REQUIRED TASK: Print the entries in full, word for word, but not the pictures.
______________________________
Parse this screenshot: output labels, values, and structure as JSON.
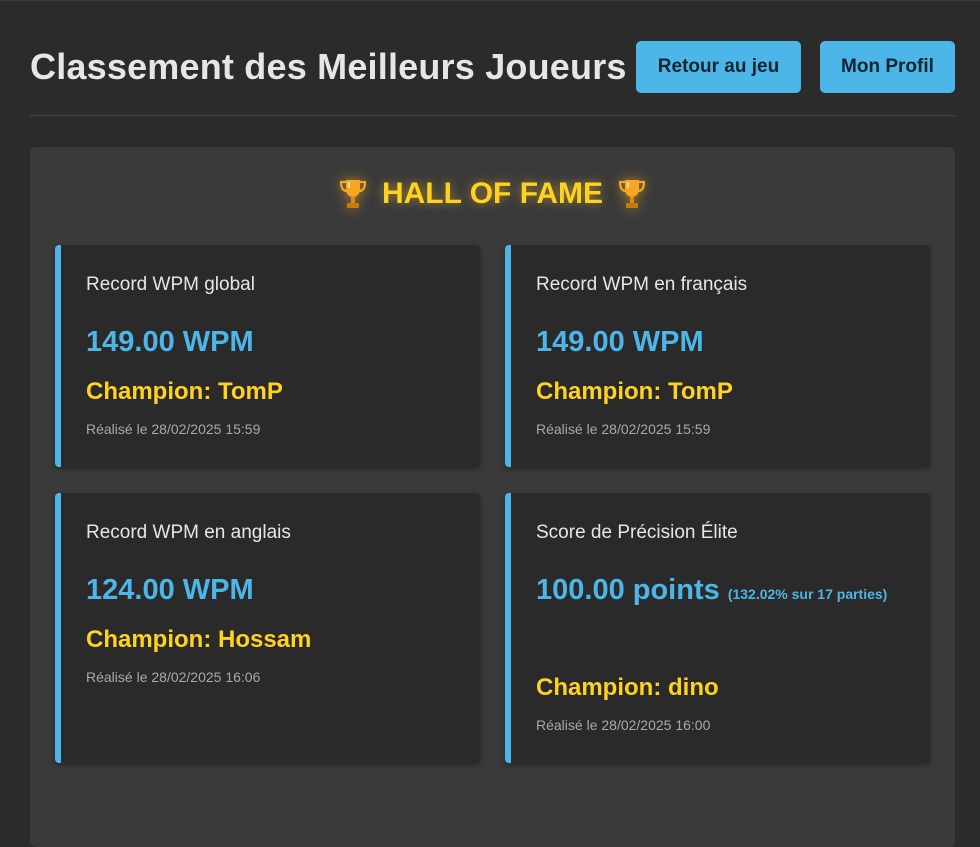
{
  "header": {
    "title": "Classement des Meilleurs Joueurs",
    "back_label": "Retour au jeu",
    "profile_label": "Mon Profil"
  },
  "hall_of_fame": {
    "title": "HALL OF FAME",
    "icon": "trophy-icon",
    "cards": [
      {
        "label": "Record WPM global",
        "value": "149.00 WPM",
        "detail": "",
        "champion": "Champion: TomP",
        "date": "Réalisé le 28/02/2025 15:59"
      },
      {
        "label": "Record WPM en français",
        "value": "149.00 WPM",
        "detail": "",
        "champion": "Champion: TomP",
        "date": "Réalisé le 28/02/2025 15:59"
      },
      {
        "label": "Record WPM en anglais",
        "value": "124.00 WPM",
        "detail": "",
        "champion": "Champion: Hossam",
        "date": "Réalisé le 28/02/2025 16:06"
      },
      {
        "label": "Score de Précision Élite",
        "value": "100.00 points",
        "detail": "(132.02% sur 17 parties)",
        "champion": "Champion: dino",
        "date": "Réalisé le 28/02/2025 16:00"
      }
    ]
  },
  "colors": {
    "background": "#2b2b2b",
    "panel": "#3a3a3a",
    "card": "#2a2a2a",
    "accent_blue": "#4db6e8",
    "accent_gold": "#ffd21f",
    "muted_text": "#a9a9a9"
  }
}
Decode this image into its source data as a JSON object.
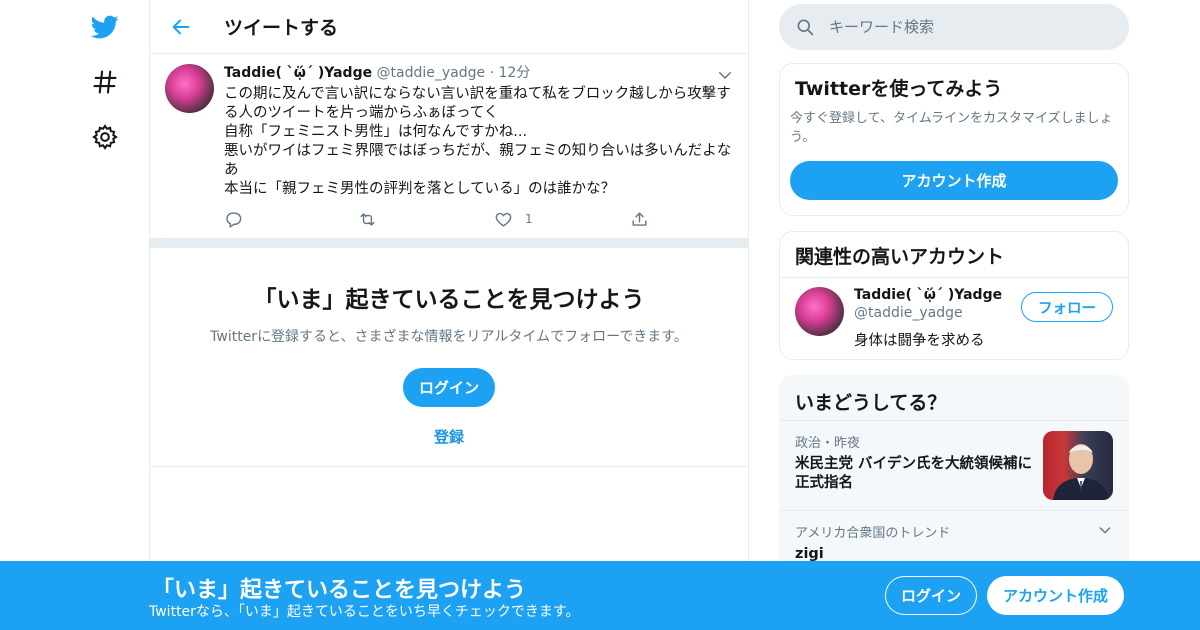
______________________________
EXERCISE OUTPUT:
Parse this screenshot: output labels, values, and structure as JSON.
{
  "header": {
    "title": "Classement des Meilleurs Joueurs",
    "back_label": "Retour au jeu",
    "profile_label": "Mon Profil"
  },
  "hall_of_fame": {
    "title": "HALL OF FAME",
    "icon": "trophy-icon",
    "cards": [
      {
        "label": "Record WPM global",
        "value": "149.00 WPM",
        "detail": "",
        "champion": "Champion: TomP",
        "date": "Réalisé le 28/02/2025 15:59"
      },
      {
        "label": "Record WPM en français",
        "value": "149.00 WPM",
        "detail": "",
        "champion": "Champion: TomP",
        "date": "Réalisé le 28/02/2025 15:59"
      },
      {
        "label": "Record WPM en anglais",
        "value": "124.00 WPM",
        "detail": "",
        "champion": "Champion: Hossam",
        "date": "Réalisé le 28/02/2025 16:06"
      },
      {
        "label": "Score de Précision Élite",
        "value": "100.00 points",
        "detail": "(132.02% sur 17 parties)",
        "champion": "Champion: dino",
        "date": "Réalisé le 28/02/2025 16:00"
      }
    ]
  },
  "colors": {
    "background": "#2b2b2b",
    "panel": "#3a3a3a",
    "card": "#2a2a2a",
    "accent_blue": "#4db6e8",
    "accent_gold": "#ffd21f",
    "muted_text": "#a9a9a9"
  }
}
Decode this image into its source data as a JSON object.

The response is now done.